#### Supplied data
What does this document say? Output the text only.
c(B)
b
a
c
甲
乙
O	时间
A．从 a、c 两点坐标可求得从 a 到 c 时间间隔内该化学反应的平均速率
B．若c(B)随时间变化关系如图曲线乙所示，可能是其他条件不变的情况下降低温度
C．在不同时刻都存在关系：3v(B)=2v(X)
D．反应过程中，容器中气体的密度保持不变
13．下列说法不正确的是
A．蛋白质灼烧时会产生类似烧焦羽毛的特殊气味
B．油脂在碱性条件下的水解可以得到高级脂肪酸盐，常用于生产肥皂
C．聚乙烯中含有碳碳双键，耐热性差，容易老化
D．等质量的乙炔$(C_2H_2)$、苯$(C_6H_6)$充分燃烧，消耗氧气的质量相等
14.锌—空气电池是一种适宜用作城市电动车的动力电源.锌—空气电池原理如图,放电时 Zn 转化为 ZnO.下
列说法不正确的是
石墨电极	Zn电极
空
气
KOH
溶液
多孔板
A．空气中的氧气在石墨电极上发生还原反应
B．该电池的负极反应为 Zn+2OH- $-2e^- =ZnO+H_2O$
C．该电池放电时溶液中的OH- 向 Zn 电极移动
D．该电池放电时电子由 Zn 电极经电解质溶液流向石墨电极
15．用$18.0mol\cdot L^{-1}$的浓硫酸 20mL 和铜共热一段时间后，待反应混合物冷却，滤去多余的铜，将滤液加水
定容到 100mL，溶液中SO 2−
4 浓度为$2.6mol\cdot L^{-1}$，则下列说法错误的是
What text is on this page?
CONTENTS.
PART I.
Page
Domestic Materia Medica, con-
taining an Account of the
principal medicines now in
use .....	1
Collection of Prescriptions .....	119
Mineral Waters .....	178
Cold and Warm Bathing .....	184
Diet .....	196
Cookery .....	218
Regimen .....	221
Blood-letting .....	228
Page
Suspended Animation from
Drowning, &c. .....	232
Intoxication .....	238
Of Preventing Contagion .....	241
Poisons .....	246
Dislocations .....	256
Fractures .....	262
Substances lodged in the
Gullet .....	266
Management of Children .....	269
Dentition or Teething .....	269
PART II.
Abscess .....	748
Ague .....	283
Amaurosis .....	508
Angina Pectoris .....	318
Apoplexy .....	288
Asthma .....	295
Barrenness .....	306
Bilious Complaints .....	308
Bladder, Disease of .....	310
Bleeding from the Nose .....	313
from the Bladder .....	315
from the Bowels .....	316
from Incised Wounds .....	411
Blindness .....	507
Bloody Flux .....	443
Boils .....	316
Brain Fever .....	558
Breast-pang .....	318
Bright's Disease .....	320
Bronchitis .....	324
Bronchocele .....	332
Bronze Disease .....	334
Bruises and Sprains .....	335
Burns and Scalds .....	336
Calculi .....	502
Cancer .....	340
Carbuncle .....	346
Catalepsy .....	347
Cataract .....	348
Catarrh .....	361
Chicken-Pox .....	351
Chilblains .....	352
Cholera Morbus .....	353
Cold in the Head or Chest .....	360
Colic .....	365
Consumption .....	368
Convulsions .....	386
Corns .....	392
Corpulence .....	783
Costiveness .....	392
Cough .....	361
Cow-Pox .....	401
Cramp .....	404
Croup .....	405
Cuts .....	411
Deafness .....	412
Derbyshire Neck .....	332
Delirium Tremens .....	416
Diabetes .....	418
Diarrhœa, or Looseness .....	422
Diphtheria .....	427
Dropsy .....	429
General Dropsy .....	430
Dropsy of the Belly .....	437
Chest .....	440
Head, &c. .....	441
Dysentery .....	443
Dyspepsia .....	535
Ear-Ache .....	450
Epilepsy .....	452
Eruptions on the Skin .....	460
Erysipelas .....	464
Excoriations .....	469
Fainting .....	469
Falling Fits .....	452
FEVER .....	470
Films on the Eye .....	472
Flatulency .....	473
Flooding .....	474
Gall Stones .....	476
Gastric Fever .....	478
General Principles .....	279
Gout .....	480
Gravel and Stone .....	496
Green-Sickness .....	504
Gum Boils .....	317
########
- _Given problem_
Across the records, count the lines holding the string "General". Give the number and stop.

- _Completed exercise_
2